RECORDS FOR THIS EXERCISE
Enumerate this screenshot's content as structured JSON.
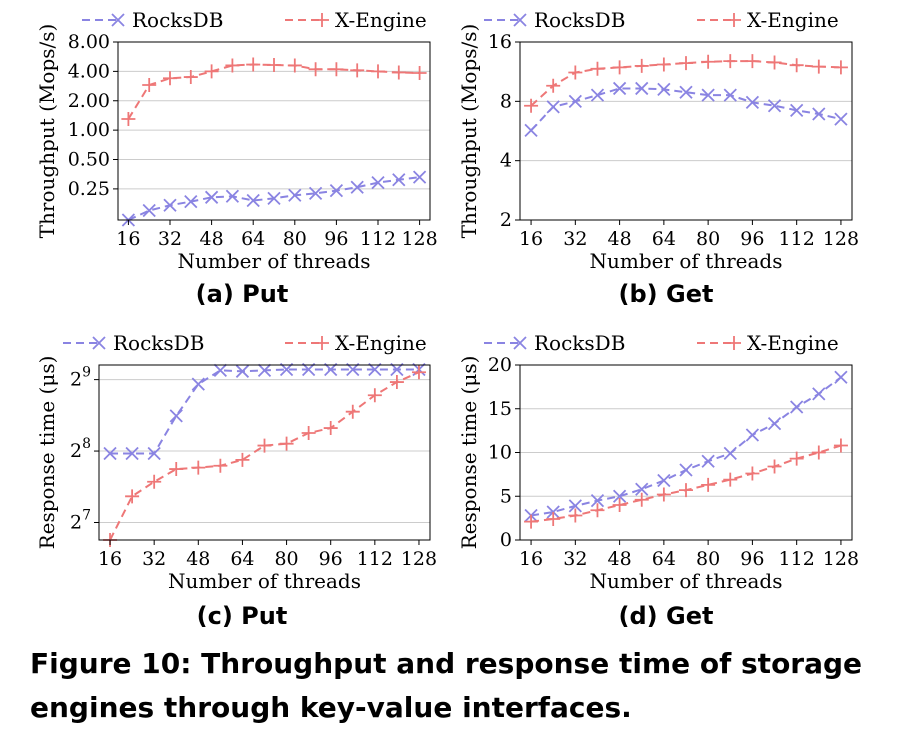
{
  "caption": "Figure 10: Throughput and response time of storage engines through key-value interfaces.",
  "colors": {
    "rocksdb": "#8a84e2",
    "xengine": "#ee7777",
    "grid": "#cccccc"
  },
  "chart_data": [
    {
      "type": "line",
      "subtitle": "(a) Put",
      "xlabel": "Number of threads",
      "ylabel": "Throughput (Mops/s)",
      "yscale": "log",
      "xlim": [
        12,
        132
      ],
      "ylim": [
        0.12,
        8.0
      ],
      "xticks": [
        16,
        32,
        48,
        64,
        80,
        96,
        112,
        128
      ],
      "xtick_labels": [
        "16",
        "32",
        "48",
        "64",
        "80",
        "96",
        "112",
        "128"
      ],
      "yticks": [
        0.25,
        0.5,
        1.0,
        2.0,
        4.0,
        8.0
      ],
      "ytick_labels": [
        "0.25",
        "0.50",
        "1.00",
        "2.00",
        "4.00",
        "8.00"
      ],
      "grid": true,
      "legend": "top",
      "x": [
        16,
        24,
        32,
        40,
        48,
        56,
        64,
        72,
        80,
        88,
        96,
        104,
        112,
        120,
        128
      ],
      "series": [
        {
          "name": "RocksDB",
          "values": [
            0.12,
            0.15,
            0.17,
            0.185,
            0.205,
            0.21,
            0.19,
            0.2,
            0.215,
            0.225,
            0.24,
            0.26,
            0.29,
            0.31,
            0.33
          ]
        },
        {
          "name": "X-Engine",
          "values": [
            1.3,
            2.9,
            3.4,
            3.5,
            4.0,
            4.6,
            4.7,
            4.65,
            4.6,
            4.2,
            4.2,
            4.1,
            4.0,
            3.9,
            3.85
          ]
        }
      ]
    },
    {
      "type": "line",
      "subtitle": "(b) Get",
      "xlabel": "Number of threads",
      "ylabel": "Throughput (Mops/s)",
      "yscale": "log",
      "xlim": [
        12,
        132
      ],
      "ylim": [
        2,
        16
      ],
      "xticks": [
        16,
        32,
        48,
        64,
        80,
        96,
        112,
        128
      ],
      "xtick_labels": [
        "16",
        "32",
        "48",
        "64",
        "80",
        "96",
        "112",
        "128"
      ],
      "yticks": [
        2,
        4,
        8,
        16
      ],
      "ytick_labels": [
        "2",
        "4",
        "8",
        "16"
      ],
      "grid": true,
      "legend": "top",
      "x": [
        16,
        24,
        32,
        40,
        48,
        56,
        64,
        72,
        80,
        88,
        96,
        104,
        112,
        120,
        128
      ],
      "series": [
        {
          "name": "RocksDB",
          "values": [
            5.7,
            7.5,
            8.0,
            8.6,
            9.3,
            9.3,
            9.2,
            8.9,
            8.6,
            8.6,
            7.9,
            7.6,
            7.2,
            6.9,
            6.5
          ]
        },
        {
          "name": "X-Engine",
          "values": [
            7.6,
            9.6,
            11.2,
            11.7,
            11.9,
            12.1,
            12.3,
            12.5,
            12.7,
            12.8,
            12.8,
            12.6,
            12.2,
            12.0,
            11.9
          ]
        }
      ]
    },
    {
      "type": "line",
      "subtitle": "(c) Put",
      "xlabel": "Number of threads",
      "ylabel": "Response time (μs)",
      "yscale": "log2",
      "xlim": [
        12,
        132
      ],
      "ylim": [
        108,
        590
      ],
      "xticks": [
        16,
        32,
        48,
        64,
        80,
        96,
        112,
        128
      ],
      "xtick_labels": [
        "16",
        "32",
        "48",
        "64",
        "80",
        "96",
        "112",
        "128"
      ],
      "yticks": [
        128,
        256,
        512
      ],
      "ytick_bases": [
        "2",
        "2",
        "2"
      ],
      "ytick_exps": [
        "7",
        "8",
        "9"
      ],
      "grid": true,
      "legend": "top",
      "x": [
        16,
        24,
        32,
        40,
        48,
        56,
        64,
        72,
        80,
        88,
        96,
        104,
        112,
        120,
        128
      ],
      "series": [
        {
          "name": "RocksDB",
          "values": [
            250,
            250,
            250,
            360,
            490,
            560,
            555,
            560,
            565,
            565,
            565,
            565,
            565,
            565,
            565
          ]
        },
        {
          "name": "X-Engine",
          "values": [
            108,
            165,
            190,
            215,
            218,
            222,
            235,
            270,
            275,
            305,
            320,
            375,
            440,
            500,
            550
          ]
        }
      ]
    },
    {
      "type": "line",
      "subtitle": "(d) Get",
      "xlabel": "Number of threads",
      "ylabel": "Response time (μs)",
      "yscale": "linear",
      "xlim": [
        12,
        132
      ],
      "ylim": [
        0,
        20
      ],
      "xticks": [
        16,
        32,
        48,
        64,
        80,
        96,
        112,
        128
      ],
      "xtick_labels": [
        "16",
        "32",
        "48",
        "64",
        "80",
        "96",
        "112",
        "128"
      ],
      "yticks": [
        0,
        5,
        10,
        15,
        20
      ],
      "ytick_labels": [
        "0",
        "5",
        "10",
        "15",
        "20"
      ],
      "grid": true,
      "legend": "top",
      "x": [
        16,
        24,
        32,
        40,
        48,
        56,
        64,
        72,
        80,
        88,
        96,
        104,
        112,
        120,
        128
      ],
      "series": [
        {
          "name": "RocksDB",
          "values": [
            2.8,
            3.2,
            3.9,
            4.5,
            5.0,
            5.8,
            6.8,
            8.0,
            9.0,
            9.9,
            12.0,
            13.3,
            15.2,
            16.7,
            18.6
          ]
        },
        {
          "name": "X-Engine",
          "values": [
            2.1,
            2.4,
            2.8,
            3.4,
            4.0,
            4.6,
            5.2,
            5.7,
            6.3,
            6.9,
            7.6,
            8.4,
            9.3,
            10.0,
            10.8
          ]
        }
      ]
    }
  ]
}
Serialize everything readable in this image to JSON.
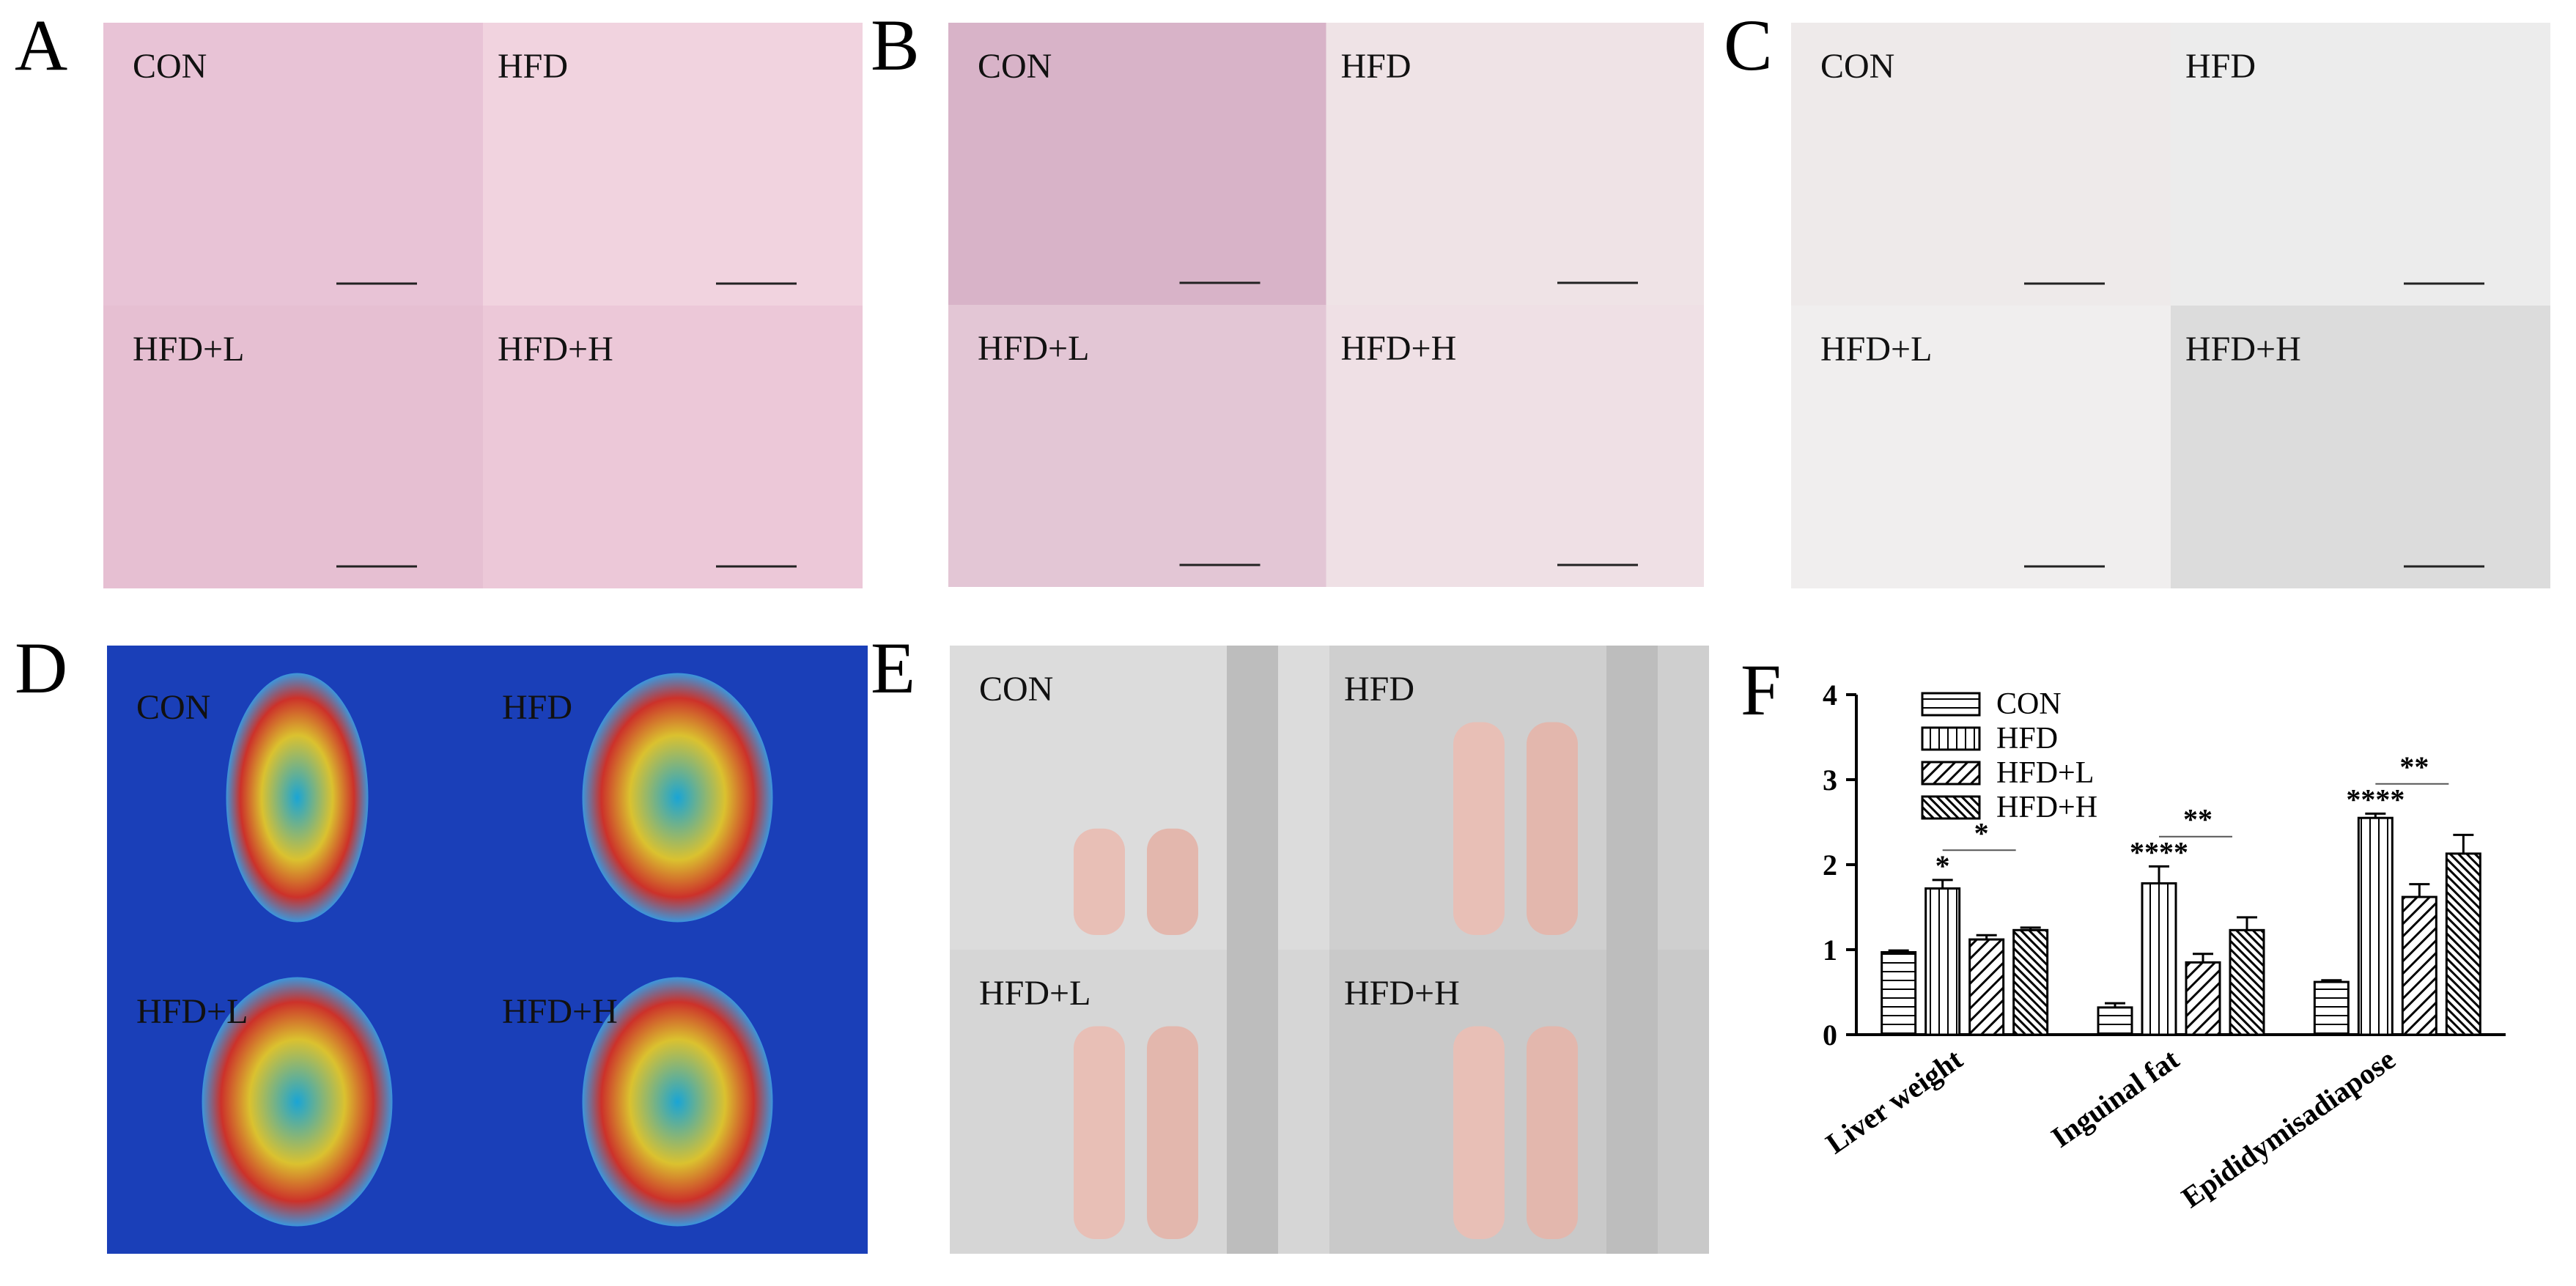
{
  "panels": [
    {
      "letter": "A",
      "labels": [
        "CON",
        "HFD",
        "HFD+L",
        "HFD+H"
      ]
    },
    {
      "letter": "B",
      "labels": [
        "CON",
        "HFD",
        "HFD+L",
        "HFD+H"
      ]
    },
    {
      "letter": "C",
      "labels": [
        "CON",
        "HFD",
        "HFD+L",
        "HFD+H"
      ]
    },
    {
      "letter": "D",
      "labels": [
        "CON",
        "HFD",
        "HFD+L",
        "HFD+H"
      ]
    },
    {
      "letter": "E",
      "labels": [
        "CON",
        "HFD",
        "HFD+L",
        "HFD+H"
      ]
    }
  ],
  "chart_data": {
    "type": "bar",
    "letter": "F",
    "categories": [
      "Liver weight",
      "Inguinal fat",
      "Epididymisadiapose"
    ],
    "series": [
      {
        "name": "CON",
        "color": "#000000",
        "pattern": "horizontal",
        "values": [
          0.97,
          0.32,
          0.62
        ],
        "errors": [
          0.02,
          0.05,
          0.02
        ]
      },
      {
        "name": "HFD",
        "color": "#000000",
        "pattern": "vertical",
        "values": [
          1.72,
          1.78,
          2.55
        ],
        "errors": [
          0.1,
          0.2,
          0.05
        ]
      },
      {
        "name": "HFD+L",
        "color": "#000000",
        "pattern": "diagonal",
        "values": [
          1.12,
          0.85,
          1.62
        ],
        "errors": [
          0.05,
          0.1,
          0.15
        ]
      },
      {
        "name": "HFD+H",
        "color": "#000000",
        "pattern": "diagonal-dense",
        "values": [
          1.23,
          1.23,
          2.13
        ],
        "errors": [
          0.03,
          0.15,
          0.22
        ]
      }
    ],
    "annotations": {
      "above_hfd": [
        "*",
        "****",
        "****"
      ],
      "hfd_vs_hfd_l": [
        "*",
        "**",
        "**"
      ]
    },
    "ylim": [
      0,
      4
    ],
    "yticks": [
      0,
      1,
      2,
      3,
      4
    ],
    "grid": false,
    "legend": "upper-left"
  }
}
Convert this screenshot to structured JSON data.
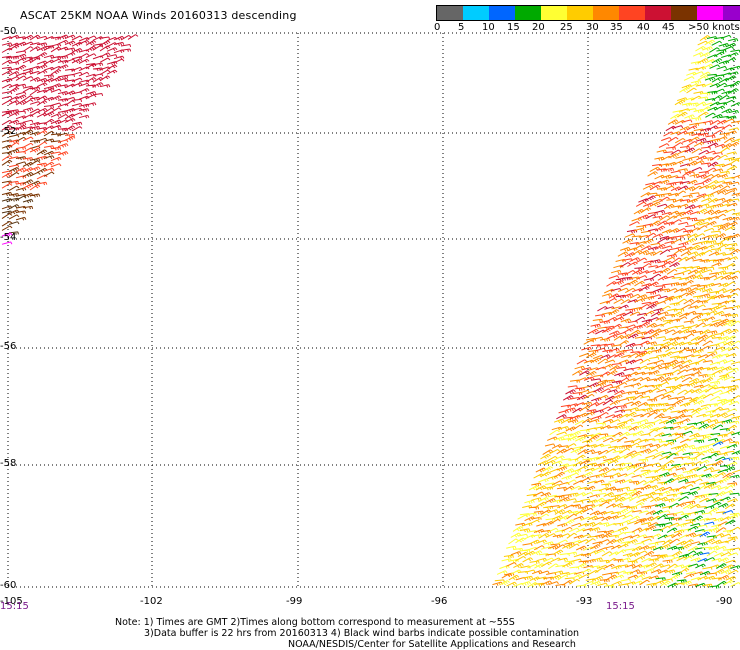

PROBLEM DETAILS
Write out every line of the listing that holds the word "letter".

REPLY
      "letter": "A",
      "letter": "B",
      "letter": "C",
      "letter": "D",
      "letter": "E",
    "letter": "F",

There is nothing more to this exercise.